What you are asked to do: Of the lines in this material, how many contain "world"? Answer with a single number only.

______

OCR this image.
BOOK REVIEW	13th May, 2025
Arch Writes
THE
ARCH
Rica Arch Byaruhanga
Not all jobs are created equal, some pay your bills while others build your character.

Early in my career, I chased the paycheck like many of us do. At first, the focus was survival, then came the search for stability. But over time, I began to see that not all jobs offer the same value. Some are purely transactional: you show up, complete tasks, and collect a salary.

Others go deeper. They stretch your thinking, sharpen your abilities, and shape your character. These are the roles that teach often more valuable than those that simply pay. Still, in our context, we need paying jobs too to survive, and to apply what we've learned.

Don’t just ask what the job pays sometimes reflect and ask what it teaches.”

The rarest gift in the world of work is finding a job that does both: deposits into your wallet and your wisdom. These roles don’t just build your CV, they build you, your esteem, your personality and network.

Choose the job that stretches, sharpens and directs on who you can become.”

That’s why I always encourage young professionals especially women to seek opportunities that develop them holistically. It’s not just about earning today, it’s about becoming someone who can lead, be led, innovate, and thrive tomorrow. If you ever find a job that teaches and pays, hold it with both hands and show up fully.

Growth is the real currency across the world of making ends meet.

______

Solved problem: 2